(Entries from a dataset)
· · ·

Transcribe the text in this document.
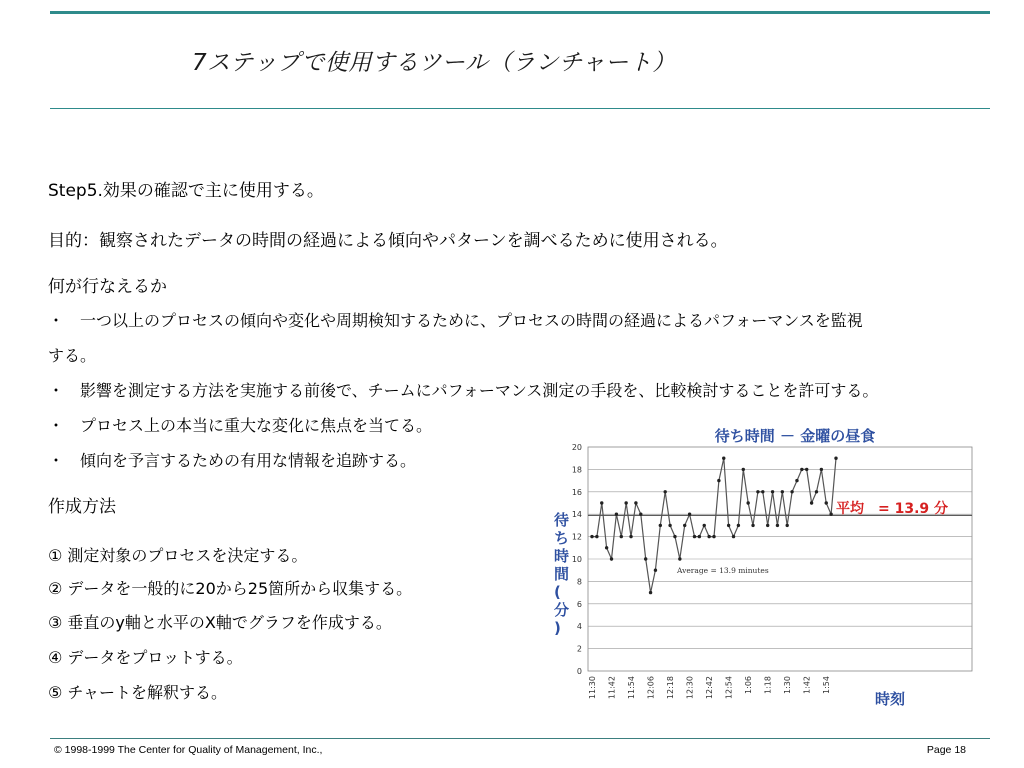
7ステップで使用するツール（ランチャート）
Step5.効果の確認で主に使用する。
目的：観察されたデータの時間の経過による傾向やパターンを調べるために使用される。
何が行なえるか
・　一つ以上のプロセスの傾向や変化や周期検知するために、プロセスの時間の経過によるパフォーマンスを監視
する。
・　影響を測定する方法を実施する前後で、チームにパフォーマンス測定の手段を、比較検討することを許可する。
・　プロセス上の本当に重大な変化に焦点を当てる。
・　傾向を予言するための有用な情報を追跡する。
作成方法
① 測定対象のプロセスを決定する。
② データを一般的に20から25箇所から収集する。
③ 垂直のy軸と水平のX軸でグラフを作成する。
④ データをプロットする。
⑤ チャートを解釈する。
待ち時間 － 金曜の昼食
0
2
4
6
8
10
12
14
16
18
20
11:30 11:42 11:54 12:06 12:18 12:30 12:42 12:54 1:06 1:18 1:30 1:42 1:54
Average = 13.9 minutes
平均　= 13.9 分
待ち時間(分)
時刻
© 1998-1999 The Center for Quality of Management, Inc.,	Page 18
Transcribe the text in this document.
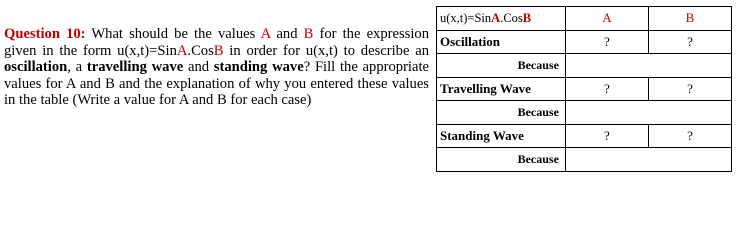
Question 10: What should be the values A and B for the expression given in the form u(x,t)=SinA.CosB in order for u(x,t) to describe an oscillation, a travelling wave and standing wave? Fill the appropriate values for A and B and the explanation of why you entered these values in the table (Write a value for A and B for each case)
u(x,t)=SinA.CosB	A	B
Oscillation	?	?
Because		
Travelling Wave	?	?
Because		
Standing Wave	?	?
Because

· · ·

=== Problem statement ===
All of the entries need to be transcribed word for word; pictures are left out.

=== Written solution ===
Transcribe the text in this document.
7ステップで使用するツール（ランチャート）
Step5.効果の確認で主に使用する。
目的：観察されたデータの時間の経過による傾向やパターンを調べるために使用される。
何が行なえるか
・　一つ以上のプロセスの傾向や変化や周期検知するために、プロセスの時間の経過によるパフォーマンスを監視
する。
・　影響を測定する方法を実施する前後で、チームにパフォーマンス測定の手段を、比較検討することを許可する。
・　プロセス上の本当に重大な変化に焦点を当てる。
・　傾向を予言するための有用な情報を追跡する。
作成方法
① 測定対象のプロセスを決定する。
② データを一般的に20から25箇所から収集する。
③ 垂直のy軸と水平のX軸でグラフを作成する。
④ データをプロットする。
⑤ チャートを解釈する。
待ち時間 － 金曜の昼食
0
2
4
6
8
10
12
14
16
18
20
11:30 11:42 11:54 12:06 12:18 12:30 12:42 12:54 1:06 1:18 1:30 1:42 1:54
Average = 13.9 minutes
平均　= 13.9 分
待ち時間(分)
時刻
© 1998-1999 The Center for Quality of Management, Inc.,	Page 18
Transcribe the text in this document.
Question 10: What should be the values A and B for the expression given in the form u(x,t)=SinA.CosB in order for u(x,t) to describe an oscillation, a travelling wave and standing wave? Fill the appropriate values for A and B and the explanation of why you entered these values in the table (Write a value for A and B for each case)
u(x,t)=SinA.CosB	A	B
Oscillation	?	?
Because		
Travelling Wave	?	?
Because		
Standing Wave	?	?
Because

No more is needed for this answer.